----- BLOC DE TEXTE

Depuis les rebelles houthis, alliés aux partisans de l’ancien président yémenite, Ali Abdullah Saleh qu’ils avaient pourtant combattu lorsque ce dernier était au pouvoir avant d’en être chassé à la faveur du « printemps arabe », ont continué leur progression vers le sud et menacent désormais Aden.

Le 25 mars, ils ont ainsi pris le contrôle de la base d’Al-Anad, évacuée quelques jours plus tôt par les forces spéciales américaines qui y étaient déployées dans le cadre de la lutte contre al-Qaïda dans la péninsule arabique (AQPA). Dans le même temps, le président Hadi a une nouvelle été contraint de se réfugier dans un « lieu sûr », ce que n’a pas pu faire son ministre de la Défense, Mahmoud el-Soubaihi, qui a été capturé et envoyé à Sanaa.

Cette situation, qui alimente la rivalité entre chiites et sunnites dans le pays, risque de profiter aux mouvements jihadistes, comme AQPA ou encore l’État islamique (EI) qui a revendiqué les attentats ayant visé deux mosquées chiites à Sanaa, le 20 mars. Et le retrait militaire américain du pays « va sans doute rendre notre lutte contre » les organisations terroristes « plus difficile », a admis le colonel Steve Warren, le porte-parole du Pentagone.

Au niveau international, les rebelles houthis sont appuyés par l’Iran, qui, selon les annonces qui ont été faites, aurait pris l’engagement de construire une centrale électrique et de fournir du pétrole à Sanaa, désormais sous contrôle chiite, pendant un an.

Outre l’influence iranienne dans le pays, l’alliance avec les partisans de l’ex-président Saleh est aussi vue d’un mauvais oeil par l’Arabie Saoudite étant donné que le royaume avait obtenu son départ du pouvoir. Par ailleurs, Riyad s’inquiète de voir des milices chiites être en mesure de contrôler une des rives du détroit de Bab el-Mandeb, entre la mer Rouge et le golfe d’Aden

En mauvaise posture, s’adressant à « tous les pays qui le souhaitent », le président Hadi a demandé à « un soutien immédiat, par tous les moyens, pour protéger le Yémen ». L’appel a été entendu par l’Arabie Saoudite, qui a pris la tête d’une coalition de 10 pays pour intervenir militairement contre les rebelles houthis.

----------
----- DONNÉES FOURNIES

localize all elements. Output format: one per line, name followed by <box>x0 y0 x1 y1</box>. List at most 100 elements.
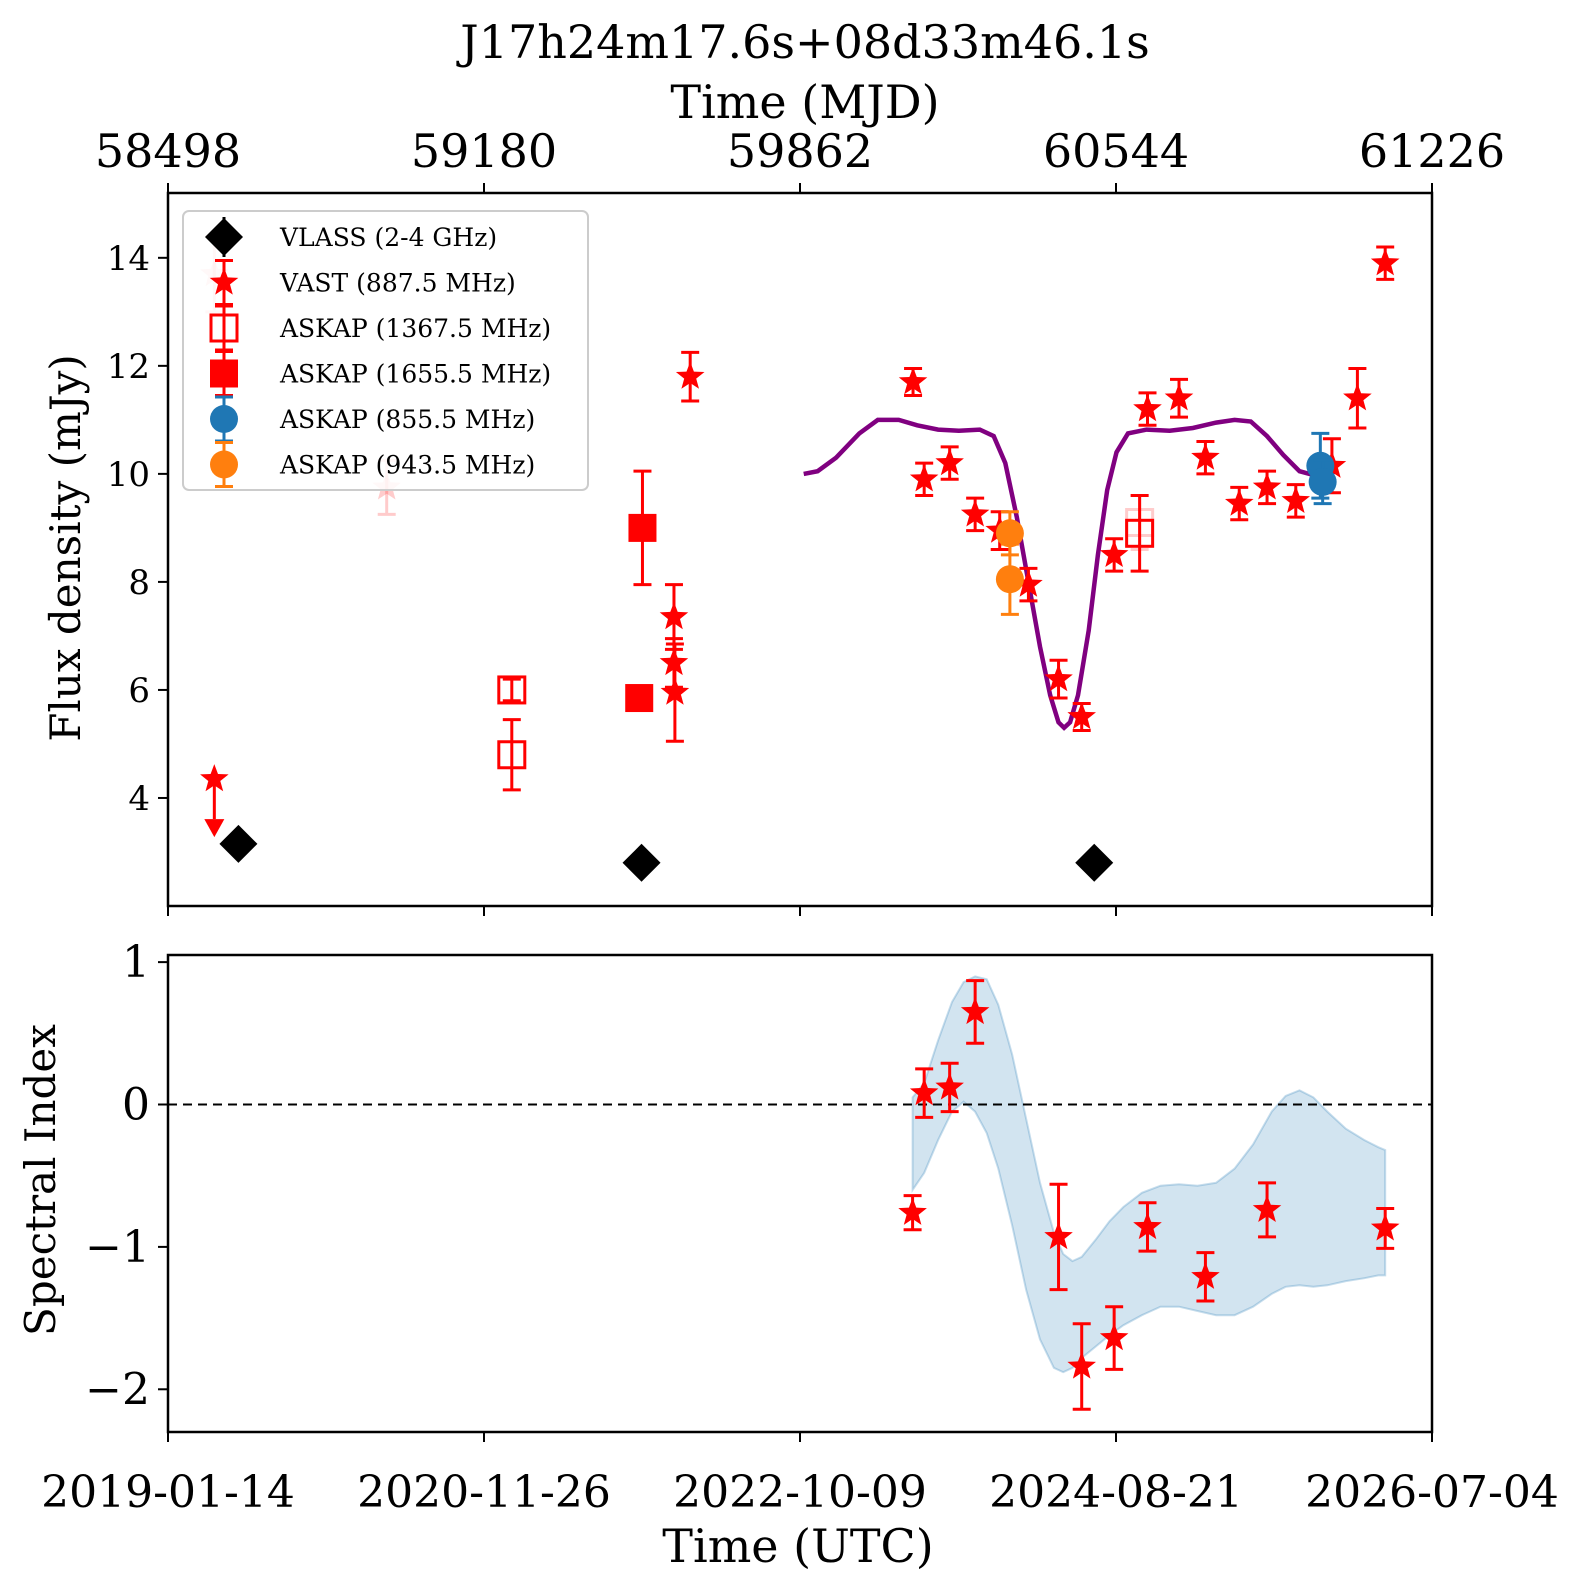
star-marker <box>675 361 705 389</box>
legend-entry: VLASS (2-4 GHz) <box>205 217 497 257</box>
x-tick-label: 2022-10-09 <box>673 1467 927 1518</box>
y-tick-label: 6 <box>128 671 150 711</box>
star-marker <box>1252 1194 1282 1222</box>
star-marker <box>898 1197 927 1225</box>
star-marker <box>909 1078 939 1106</box>
star-marker <box>1164 383 1194 411</box>
spectral-index-axis-label: Spectral Index <box>16 1024 65 1336</box>
open-square-marker <box>1125 518 1155 548</box>
star-marker <box>1099 539 1129 567</box>
error-bar <box>1130 493 1149 573</box>
top-x-tick-label: 61226 <box>1359 124 1505 178</box>
star-marker <box>660 677 690 705</box>
bottom-axis-label: Time (UTC) <box>662 1519 933 1573</box>
legend-label: VLASS (2-4 GHz) <box>279 223 497 252</box>
star-marker <box>1225 488 1254 516</box>
star-marker <box>1191 442 1220 470</box>
circle-marker <box>210 450 238 479</box>
star-marker <box>1067 1351 1096 1379</box>
y-tick-label: −1 <box>85 1222 150 1273</box>
legend: VLASS (2-4 GHz) VAST (887.5 MHz) ASKAP (13… <box>182 210 589 491</box>
light-curve-axes: 4 6 8 10 12 14 <box>107 183 1434 916</box>
x-tick-label: 2024-08-21 <box>989 1467 1243 1518</box>
open-square-marker <box>497 675 527 705</box>
star-marker <box>898 367 928 395</box>
spectral-index-band <box>911 975 1387 1374</box>
star-marker <box>1252 472 1282 500</box>
legend-label: ASKAP (855.5 MHz) <box>279 405 535 434</box>
star-marker <box>1044 664 1073 692</box>
y-tick-label: 0 <box>122 1080 150 1131</box>
filled-square-marker <box>210 359 238 388</box>
filled-square-marker <box>628 513 657 542</box>
diamond-marker <box>219 824 258 863</box>
star-marker <box>960 997 990 1025</box>
open-square-marker <box>497 740 527 770</box>
star-marker <box>909 464 939 492</box>
x-tick-label: 2020-11-26 <box>357 1467 611 1518</box>
error-bar <box>502 718 521 792</box>
star-marker <box>935 448 964 476</box>
top-x-tick-label: 59862 <box>727 124 873 178</box>
star-marker <box>200 764 229 792</box>
top-axis-tick-labels: 58498 59180 59862 60544 61226 <box>95 124 1505 178</box>
top-axis-label: Time (MJD) <box>670 75 939 129</box>
y-tick-label: 8 <box>128 563 150 603</box>
diamond-marker <box>1075 843 1114 882</box>
legend-label: ASKAP (1367.5 MHz) <box>279 314 551 343</box>
star-marker <box>1067 701 1096 730</box>
spectral-index-points <box>898 979 1400 1411</box>
flux-density-axis-label: Flux density (mJy) <box>41 354 90 742</box>
legend-label: VAST (887.5 MHz) <box>279 269 516 298</box>
x-tick-label: 2026-07-04 <box>1305 1467 1559 1518</box>
y-tick-label: 12 <box>107 347 150 387</box>
circle-marker <box>1308 467 1337 496</box>
circle-marker <box>210 405 238 433</box>
y-tick-label: 14 <box>107 239 150 279</box>
star-marker <box>659 602 689 630</box>
error-bar <box>502 677 521 703</box>
star-marker <box>1133 394 1162 422</box>
diamond-marker <box>205 218 243 256</box>
star-marker <box>935 1072 964 1100</box>
star-marker <box>1014 569 1043 597</box>
star-marker <box>209 267 239 295</box>
bottom-axis-tick-labels: 2019-01-14 2020-11-26 2022-10-09 2024-08-21… <box>41 1467 1559 1518</box>
legend-label: ASKAP (1655.5 MHz) <box>279 360 551 389</box>
legend-entry: ASKAP (855.5 MHz) <box>210 395 535 443</box>
filled-square-marker <box>625 684 654 713</box>
x-tick-label: 2019-01-14 <box>41 1467 295 1518</box>
upper-limit-arrow <box>204 779 225 838</box>
spectral-index-panel: 1 0 −1 −2 Spectral Index <box>16 937 1434 1442</box>
legend-frame <box>182 210 589 491</box>
top-x-tick-label: 58498 <box>95 124 241 178</box>
diamond-marker <box>622 843 661 882</box>
y-tick-label: −2 <box>85 1364 150 1415</box>
legend-label: ASKAP (943.5 MHz) <box>279 451 535 480</box>
model-curve <box>803 417 1338 731</box>
star-marker <box>1343 383 1372 411</box>
legend-entry: ASKAP (943.5 MHz) <box>210 441 535 488</box>
star-marker <box>1370 1213 1400 1241</box>
open-square-marker <box>209 313 239 343</box>
star-marker <box>960 499 990 527</box>
star-marker <box>1370 248 1400 276</box>
legend-entry: ASKAP (1655.5 MHz) <box>210 350 551 397</box>
y-tick-label: 10 <box>107 455 150 495</box>
star-marker <box>1191 1261 1220 1289</box>
light-curve-panel: 4 6 8 10 12 14 Flux density (mJy) VLASS (2-4 … <box>41 183 1434 916</box>
upper-limit-head <box>204 819 225 838</box>
circle-marker <box>995 565 1024 594</box>
top-x-tick-label: 60544 <box>1043 124 1189 178</box>
y-tick-label: 4 <box>128 779 150 819</box>
y-tick-label: 1 <box>122 937 150 988</box>
star-marker <box>1281 485 1310 513</box>
star-marker <box>1133 1212 1162 1240</box>
figure-title: J17h24m17.6s+08d33m46.1s <box>456 15 1149 69</box>
top-x-tick-label: 59180 <box>411 124 557 178</box>
star-marker <box>1044 1221 1073 1250</box>
spectral-index-axes: 1 0 −1 −2 <box>85 937 1434 1442</box>
circle-marker <box>995 519 1024 548</box>
star-marker <box>1099 1323 1129 1351</box>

----------

> [TÂCHES]:
1 > Recopiez fidèlement le passage de l'article sur le Yémen qui commence à « Cette situation, qui » et se termine à « pendant un an. ».
2 > Reproduisez les lignes du listing en commençant à la ligne qui contient « star-marker <box>675 361 705 389</box> » et en terminant à celle qui contient « star-marker <box>898 1197 927 1225</box> », bornes incluses. Remplacez « y-tick-label » par « y-axis-label » sans rien changer d'autre.

> [RÉSULTATS PAR TÂCHE]:
1 >
Cette situation, qui alimente la rivalité entre chiites et sunnites dans le pays, risque de profiter aux mouvements jihadistes, comme AQPA ou encore l’État islamique (EI) qui a revendiqué les attentats ayant visé deux mosquées chiites à Sanaa, le 20 mars. Et le retrait militaire américain du pays « va sans doute rendre notre lutte contre » les organisations terroristes « plus difficile », a admis le colonel Steve Warren, le porte-parole du Pentagone.

Au niveau international, les rebelles houthis sont appuyés par l’Iran, qui, selon les annonces qui ont été faites, aurait pris l’engagement de construire une centrale électrique et de fournir du pétrole à Sanaa, désormais sous contrôle chiite, pendant un an.

2 >
star-marker <box>675 361 705 389</box>
legend-entry: VLASS (2-4 GHz) <box>205 217 497 257</box>
x-tick-label: 2022-10-09 <box>673 1467 927 1518</box>
y-axis-label: 6 <box>128 671 150 711</box>
star-marker <box>1252 1194 1282 1222</box>
star-marker <box>898 1197 927 1225</box>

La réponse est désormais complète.